##### DATA FOR THIS TASK

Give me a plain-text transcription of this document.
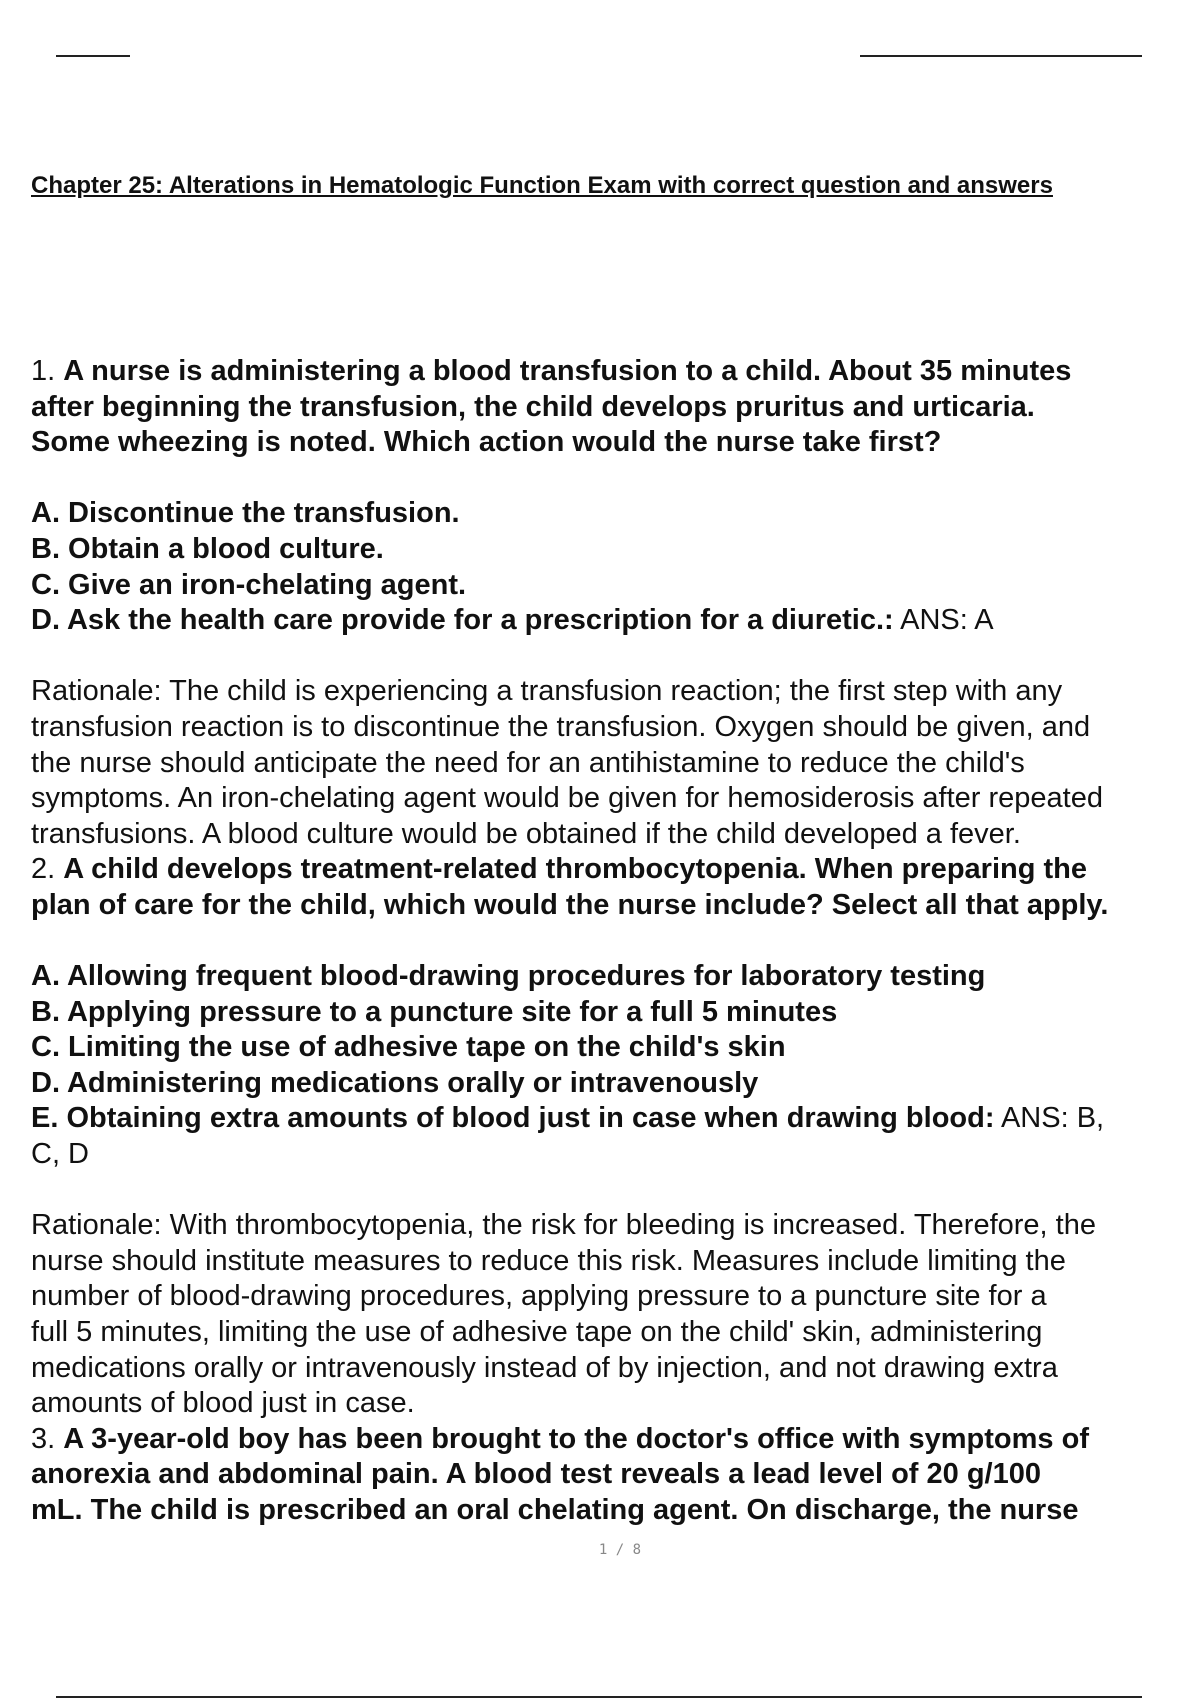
Chapter 25: Alterations in Hematologic Function Exam with correct question and answers
1. A nurse is administering a blood transfusion to a child. About 35 minutes
after beginning the transfusion, the child develops pruritus and urticaria.
Some wheezing is noted. Which action would the nurse take first?
A. Discontinue the transfusion.
B. Obtain a blood culture.
C. Give an iron-chelating agent.
D. Ask the health care provide for a prescription for a diuretic.: ANS: A
Rationale: The child is experiencing a transfusion reaction; the first step with any
transfusion reaction is to discontinue the transfusion. Oxygen should be given, and
the nurse should anticipate the need for an antihistamine to reduce the child's
symptoms. An iron-chelating agent would be given for hemosiderosis after repeated
transfusions. A blood culture would be obtained if the child developed a fever.
2. A child develops treatment-related thrombocytopenia. When preparing the
plan of care for the child, which would the nurse include? Select all that apply.
A. Allowing frequent blood-drawing procedures for laboratory testing
B. Applying pressure to a puncture site for a full 5 minutes
C. Limiting the use of adhesive tape on the child's skin
D. Administering medications orally or intravenously
E. Obtaining extra amounts of blood just in case when drawing blood: ANS: B,
C, D
Rationale: With thrombocytopenia, the risk for bleeding is increased. Therefore, the
nurse should institute measures to reduce this risk. Measures include limiting the
number of blood-drawing procedures, applying pressure to a puncture site for a
full 5 minutes, limiting the use of adhesive tape on the child' skin, administering
medications orally or intravenously instead of by injection, and not drawing extra
amounts of blood just in case.
3. A 3-year-old boy has been brought to the doctor's office with symptoms of
anorexia and abdominal pain. A blood test reveals a lead level of 20 g/100
mL. The child is prescribed an oral chelating agent. On discharge, the nurse
1 / 8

##########

■ **EXERCISE AIM**
Count every line above that holds the string "reduce" and give the total, nothing more.

■ **OUTPUT**
2